(Figure collection entries)
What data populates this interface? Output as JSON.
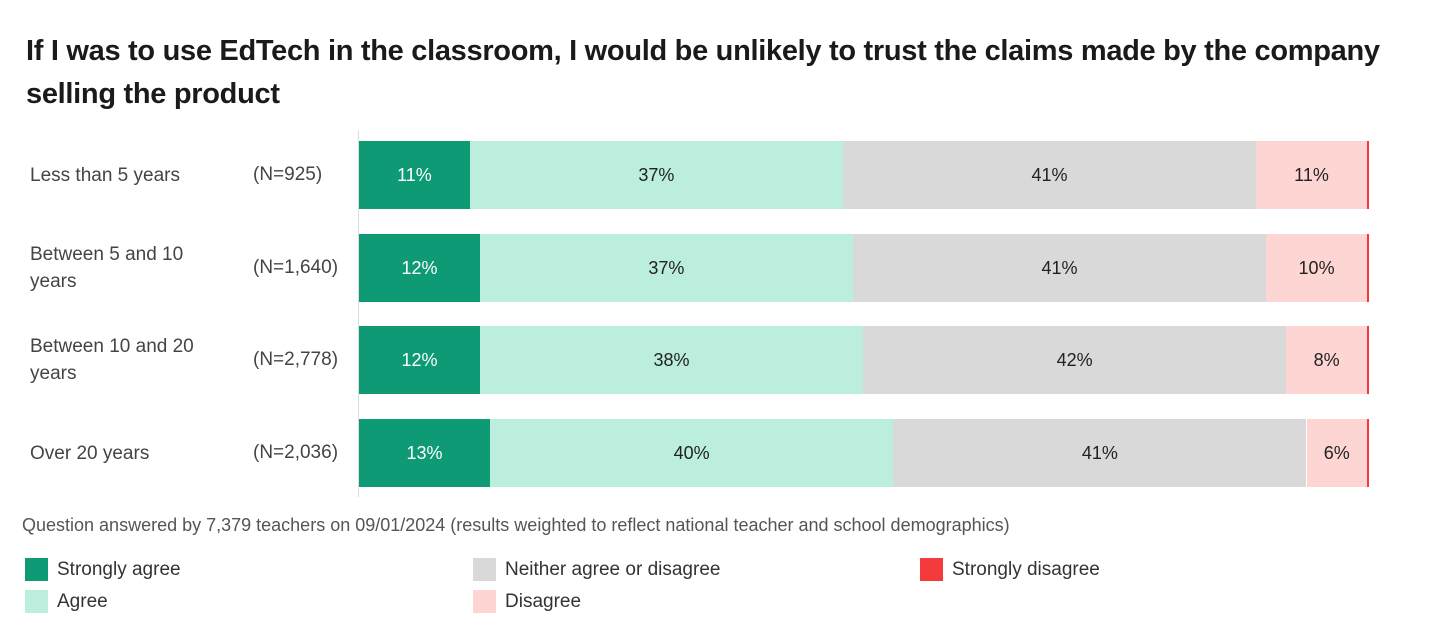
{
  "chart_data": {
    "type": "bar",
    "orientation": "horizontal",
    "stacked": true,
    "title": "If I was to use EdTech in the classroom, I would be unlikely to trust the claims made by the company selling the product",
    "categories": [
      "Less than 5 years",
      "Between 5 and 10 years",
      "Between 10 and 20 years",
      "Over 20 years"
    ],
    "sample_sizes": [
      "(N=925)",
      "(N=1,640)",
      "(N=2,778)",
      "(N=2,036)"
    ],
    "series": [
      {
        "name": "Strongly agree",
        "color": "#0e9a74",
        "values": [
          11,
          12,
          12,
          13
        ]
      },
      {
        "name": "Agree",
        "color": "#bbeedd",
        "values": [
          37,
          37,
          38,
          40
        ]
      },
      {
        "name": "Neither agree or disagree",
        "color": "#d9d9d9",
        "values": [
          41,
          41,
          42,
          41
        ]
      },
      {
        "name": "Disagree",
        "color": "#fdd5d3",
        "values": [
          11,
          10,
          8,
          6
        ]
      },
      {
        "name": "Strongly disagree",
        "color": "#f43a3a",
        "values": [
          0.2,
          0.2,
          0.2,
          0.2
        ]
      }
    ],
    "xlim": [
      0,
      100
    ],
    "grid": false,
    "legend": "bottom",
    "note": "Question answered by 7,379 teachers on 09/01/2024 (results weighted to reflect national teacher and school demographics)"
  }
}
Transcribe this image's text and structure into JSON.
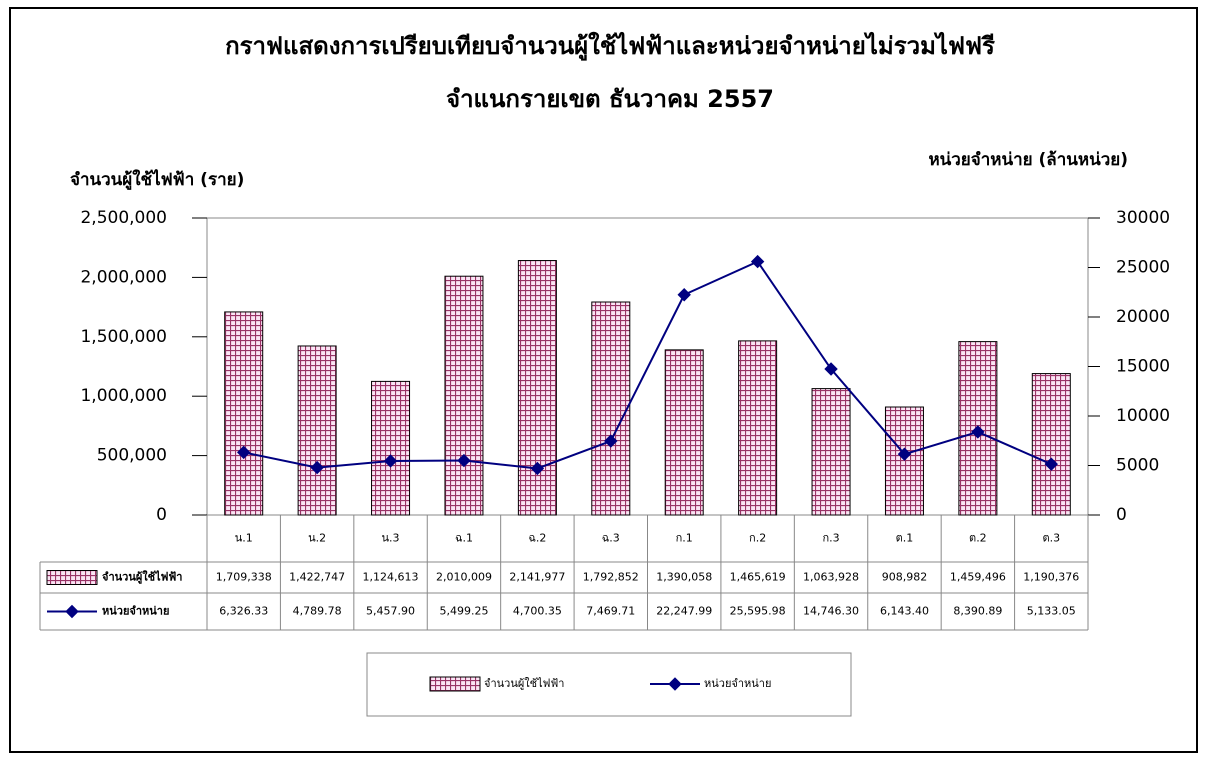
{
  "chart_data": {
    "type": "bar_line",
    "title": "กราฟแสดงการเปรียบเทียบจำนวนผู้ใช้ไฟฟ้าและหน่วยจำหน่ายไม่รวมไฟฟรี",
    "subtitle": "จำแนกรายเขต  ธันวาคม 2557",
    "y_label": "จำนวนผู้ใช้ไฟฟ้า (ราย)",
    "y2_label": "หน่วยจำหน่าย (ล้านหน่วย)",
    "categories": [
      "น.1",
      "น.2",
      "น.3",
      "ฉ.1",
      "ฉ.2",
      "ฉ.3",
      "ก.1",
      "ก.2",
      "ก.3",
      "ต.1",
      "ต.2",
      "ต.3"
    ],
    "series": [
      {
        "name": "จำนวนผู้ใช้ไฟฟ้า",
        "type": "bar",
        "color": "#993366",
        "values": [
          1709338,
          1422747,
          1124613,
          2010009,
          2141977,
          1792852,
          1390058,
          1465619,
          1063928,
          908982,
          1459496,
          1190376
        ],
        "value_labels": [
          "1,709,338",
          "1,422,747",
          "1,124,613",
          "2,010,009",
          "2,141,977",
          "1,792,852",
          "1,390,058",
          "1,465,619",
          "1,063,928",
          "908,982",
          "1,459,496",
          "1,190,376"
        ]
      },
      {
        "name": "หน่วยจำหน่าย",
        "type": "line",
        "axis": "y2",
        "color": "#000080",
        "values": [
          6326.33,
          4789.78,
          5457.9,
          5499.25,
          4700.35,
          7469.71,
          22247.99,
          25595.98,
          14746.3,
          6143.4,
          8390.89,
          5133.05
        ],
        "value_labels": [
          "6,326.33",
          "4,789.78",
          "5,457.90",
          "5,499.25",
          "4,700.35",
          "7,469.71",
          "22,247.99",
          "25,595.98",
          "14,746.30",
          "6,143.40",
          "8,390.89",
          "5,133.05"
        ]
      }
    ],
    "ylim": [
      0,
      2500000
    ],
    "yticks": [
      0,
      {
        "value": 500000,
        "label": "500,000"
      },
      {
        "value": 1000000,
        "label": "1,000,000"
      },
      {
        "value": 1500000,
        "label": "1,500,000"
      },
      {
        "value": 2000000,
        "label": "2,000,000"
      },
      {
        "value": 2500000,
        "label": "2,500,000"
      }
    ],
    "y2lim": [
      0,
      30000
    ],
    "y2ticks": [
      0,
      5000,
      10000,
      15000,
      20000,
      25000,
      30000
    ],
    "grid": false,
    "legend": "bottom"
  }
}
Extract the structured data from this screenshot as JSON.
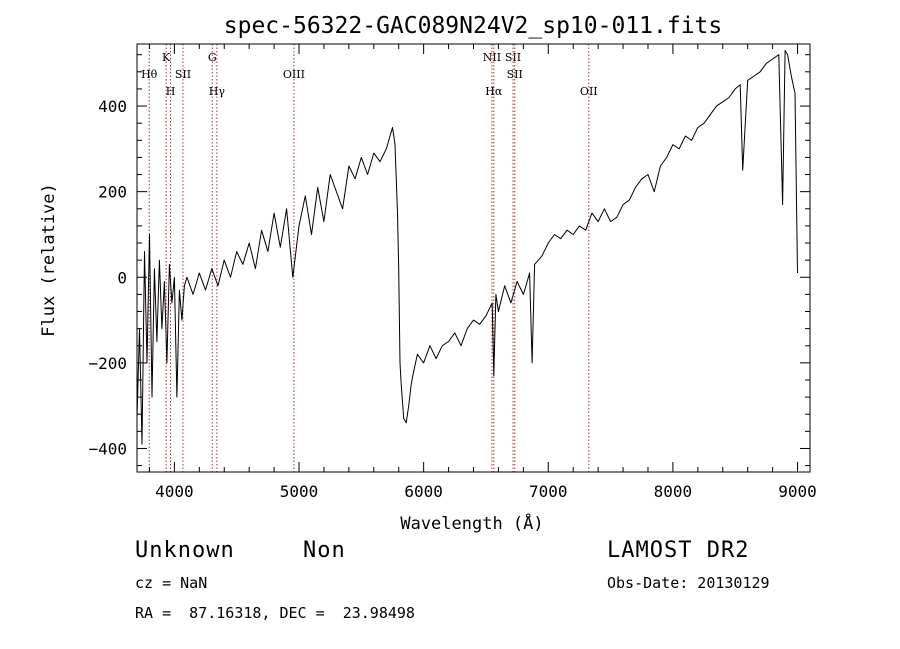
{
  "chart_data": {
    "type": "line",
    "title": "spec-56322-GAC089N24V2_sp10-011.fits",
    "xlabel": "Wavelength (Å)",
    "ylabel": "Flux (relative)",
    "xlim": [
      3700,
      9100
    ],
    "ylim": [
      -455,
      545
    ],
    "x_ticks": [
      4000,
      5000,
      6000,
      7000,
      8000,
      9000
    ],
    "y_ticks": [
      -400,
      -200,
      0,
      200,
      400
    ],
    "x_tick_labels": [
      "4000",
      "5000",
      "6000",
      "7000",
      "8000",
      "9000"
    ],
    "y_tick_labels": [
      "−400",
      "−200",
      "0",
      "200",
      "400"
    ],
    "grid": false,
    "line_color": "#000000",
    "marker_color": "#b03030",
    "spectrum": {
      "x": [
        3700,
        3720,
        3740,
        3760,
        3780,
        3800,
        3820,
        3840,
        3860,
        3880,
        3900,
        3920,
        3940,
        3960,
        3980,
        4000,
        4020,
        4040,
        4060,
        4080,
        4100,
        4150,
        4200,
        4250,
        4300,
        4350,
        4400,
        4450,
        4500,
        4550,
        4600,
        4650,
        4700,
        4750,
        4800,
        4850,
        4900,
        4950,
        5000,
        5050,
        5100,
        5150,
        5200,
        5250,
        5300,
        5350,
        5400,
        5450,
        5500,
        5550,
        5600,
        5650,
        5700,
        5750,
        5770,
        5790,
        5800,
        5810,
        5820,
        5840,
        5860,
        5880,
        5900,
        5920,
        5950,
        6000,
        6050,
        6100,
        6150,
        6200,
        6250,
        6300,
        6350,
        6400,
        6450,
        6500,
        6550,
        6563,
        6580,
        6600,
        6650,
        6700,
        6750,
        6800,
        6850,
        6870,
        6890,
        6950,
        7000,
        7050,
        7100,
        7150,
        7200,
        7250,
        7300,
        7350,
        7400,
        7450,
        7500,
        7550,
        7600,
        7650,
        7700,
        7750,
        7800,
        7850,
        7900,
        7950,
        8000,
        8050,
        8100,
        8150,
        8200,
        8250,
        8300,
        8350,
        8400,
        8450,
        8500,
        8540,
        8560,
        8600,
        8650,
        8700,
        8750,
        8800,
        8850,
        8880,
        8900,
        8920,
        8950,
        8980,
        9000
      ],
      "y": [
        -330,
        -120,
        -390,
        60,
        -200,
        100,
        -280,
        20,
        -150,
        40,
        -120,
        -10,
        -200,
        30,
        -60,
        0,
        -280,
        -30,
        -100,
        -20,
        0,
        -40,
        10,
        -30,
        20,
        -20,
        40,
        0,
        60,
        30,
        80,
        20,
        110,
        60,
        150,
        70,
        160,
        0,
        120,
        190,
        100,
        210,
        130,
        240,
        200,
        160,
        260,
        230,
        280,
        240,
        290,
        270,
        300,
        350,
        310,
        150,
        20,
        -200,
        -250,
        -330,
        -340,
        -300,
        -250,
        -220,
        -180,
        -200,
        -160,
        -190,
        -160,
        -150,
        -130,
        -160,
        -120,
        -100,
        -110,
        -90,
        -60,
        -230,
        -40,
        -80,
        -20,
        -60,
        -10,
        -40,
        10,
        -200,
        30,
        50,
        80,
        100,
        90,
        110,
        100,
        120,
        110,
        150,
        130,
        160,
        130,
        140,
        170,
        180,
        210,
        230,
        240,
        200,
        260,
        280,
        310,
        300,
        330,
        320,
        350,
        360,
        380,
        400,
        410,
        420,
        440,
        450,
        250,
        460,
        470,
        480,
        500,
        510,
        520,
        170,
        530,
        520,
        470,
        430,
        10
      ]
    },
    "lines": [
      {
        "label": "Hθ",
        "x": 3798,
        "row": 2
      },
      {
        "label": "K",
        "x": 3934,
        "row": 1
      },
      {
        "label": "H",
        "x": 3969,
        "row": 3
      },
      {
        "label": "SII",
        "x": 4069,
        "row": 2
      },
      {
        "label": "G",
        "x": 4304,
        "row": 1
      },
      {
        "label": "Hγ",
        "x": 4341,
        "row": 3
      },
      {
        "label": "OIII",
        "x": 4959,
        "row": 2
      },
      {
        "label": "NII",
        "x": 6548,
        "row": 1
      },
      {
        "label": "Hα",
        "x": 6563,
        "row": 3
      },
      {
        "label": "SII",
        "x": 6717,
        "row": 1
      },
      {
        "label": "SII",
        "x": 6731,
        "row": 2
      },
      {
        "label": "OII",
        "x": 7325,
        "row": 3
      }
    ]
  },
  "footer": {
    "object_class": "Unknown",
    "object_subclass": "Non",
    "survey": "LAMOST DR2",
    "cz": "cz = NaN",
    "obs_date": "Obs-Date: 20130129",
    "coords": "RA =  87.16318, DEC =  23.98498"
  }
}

**Written instruction:** Give only the number of lines in the listing above that include the string "JSON".

**Task result:** 3